WHAT THIS TASK INVOLVES
Extract every line that contains the word "data".

INFORMATION SHOWN
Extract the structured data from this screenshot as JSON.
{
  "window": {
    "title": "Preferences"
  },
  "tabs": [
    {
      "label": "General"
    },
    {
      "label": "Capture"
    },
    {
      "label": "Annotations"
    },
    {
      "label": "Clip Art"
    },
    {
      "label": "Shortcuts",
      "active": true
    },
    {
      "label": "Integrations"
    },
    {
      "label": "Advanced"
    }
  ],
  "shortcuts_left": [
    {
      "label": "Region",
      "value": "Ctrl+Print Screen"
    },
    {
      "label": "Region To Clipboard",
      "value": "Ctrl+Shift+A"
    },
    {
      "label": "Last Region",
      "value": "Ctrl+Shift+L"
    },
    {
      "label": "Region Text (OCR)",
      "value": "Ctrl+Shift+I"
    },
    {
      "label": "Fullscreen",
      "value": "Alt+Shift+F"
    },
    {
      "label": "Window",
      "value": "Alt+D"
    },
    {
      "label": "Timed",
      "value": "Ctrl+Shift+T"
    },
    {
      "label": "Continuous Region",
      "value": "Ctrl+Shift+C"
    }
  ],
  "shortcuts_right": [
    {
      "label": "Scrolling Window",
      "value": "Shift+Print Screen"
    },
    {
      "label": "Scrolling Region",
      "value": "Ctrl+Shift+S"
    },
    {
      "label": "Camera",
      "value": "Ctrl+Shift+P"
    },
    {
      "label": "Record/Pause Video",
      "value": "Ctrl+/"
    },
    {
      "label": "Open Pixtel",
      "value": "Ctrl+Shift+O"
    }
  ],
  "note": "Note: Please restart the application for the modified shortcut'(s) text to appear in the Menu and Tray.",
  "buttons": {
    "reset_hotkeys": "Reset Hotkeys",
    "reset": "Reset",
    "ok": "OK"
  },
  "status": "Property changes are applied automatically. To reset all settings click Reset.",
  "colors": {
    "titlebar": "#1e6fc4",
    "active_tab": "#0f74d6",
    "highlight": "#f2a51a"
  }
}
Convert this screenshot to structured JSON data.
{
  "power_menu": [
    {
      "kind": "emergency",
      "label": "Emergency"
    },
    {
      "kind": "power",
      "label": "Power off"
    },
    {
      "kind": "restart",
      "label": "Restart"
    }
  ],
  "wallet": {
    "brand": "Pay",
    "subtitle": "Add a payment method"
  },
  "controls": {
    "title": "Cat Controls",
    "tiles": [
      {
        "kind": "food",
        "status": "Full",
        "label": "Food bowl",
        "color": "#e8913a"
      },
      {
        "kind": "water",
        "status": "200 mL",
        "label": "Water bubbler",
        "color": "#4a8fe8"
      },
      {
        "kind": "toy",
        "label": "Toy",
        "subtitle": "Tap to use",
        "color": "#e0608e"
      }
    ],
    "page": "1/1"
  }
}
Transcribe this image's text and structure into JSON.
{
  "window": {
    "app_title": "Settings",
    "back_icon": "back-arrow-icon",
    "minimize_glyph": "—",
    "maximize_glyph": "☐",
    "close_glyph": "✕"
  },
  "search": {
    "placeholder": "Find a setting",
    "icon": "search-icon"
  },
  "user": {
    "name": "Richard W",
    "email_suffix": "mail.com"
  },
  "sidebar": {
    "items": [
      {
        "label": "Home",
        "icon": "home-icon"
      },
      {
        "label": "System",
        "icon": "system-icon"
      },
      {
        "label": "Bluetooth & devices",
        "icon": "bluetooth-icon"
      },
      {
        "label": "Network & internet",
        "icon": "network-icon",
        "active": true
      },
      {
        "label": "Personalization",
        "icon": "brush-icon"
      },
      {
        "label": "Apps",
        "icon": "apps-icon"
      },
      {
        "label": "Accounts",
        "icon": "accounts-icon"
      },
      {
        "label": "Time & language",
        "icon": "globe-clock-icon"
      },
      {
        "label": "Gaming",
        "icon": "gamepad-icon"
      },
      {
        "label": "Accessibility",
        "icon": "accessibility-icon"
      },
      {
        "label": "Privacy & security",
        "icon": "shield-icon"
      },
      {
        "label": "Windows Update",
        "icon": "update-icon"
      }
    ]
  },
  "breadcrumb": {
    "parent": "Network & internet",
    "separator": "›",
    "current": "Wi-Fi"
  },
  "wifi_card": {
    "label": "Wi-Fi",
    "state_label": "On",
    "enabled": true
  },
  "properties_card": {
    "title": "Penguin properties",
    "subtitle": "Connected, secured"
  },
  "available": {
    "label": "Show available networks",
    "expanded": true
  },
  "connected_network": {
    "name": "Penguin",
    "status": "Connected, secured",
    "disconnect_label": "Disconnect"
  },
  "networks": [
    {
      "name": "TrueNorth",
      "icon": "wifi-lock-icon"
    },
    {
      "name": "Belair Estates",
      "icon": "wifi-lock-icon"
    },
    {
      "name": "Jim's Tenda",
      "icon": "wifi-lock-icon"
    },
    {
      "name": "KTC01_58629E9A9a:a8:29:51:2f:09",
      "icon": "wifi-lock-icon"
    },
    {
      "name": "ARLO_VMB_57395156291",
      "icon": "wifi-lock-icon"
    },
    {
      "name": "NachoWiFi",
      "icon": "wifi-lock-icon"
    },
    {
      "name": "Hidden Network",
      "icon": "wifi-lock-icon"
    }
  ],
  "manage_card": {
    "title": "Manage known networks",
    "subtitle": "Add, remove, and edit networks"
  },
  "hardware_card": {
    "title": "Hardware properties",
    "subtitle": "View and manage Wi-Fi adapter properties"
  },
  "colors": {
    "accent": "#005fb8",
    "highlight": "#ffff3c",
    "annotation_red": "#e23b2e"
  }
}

ANSWER TO THIS PROBLEM
Extract the structured data from this screenshot as JSON.
Convert this screenshot to structured JSON data.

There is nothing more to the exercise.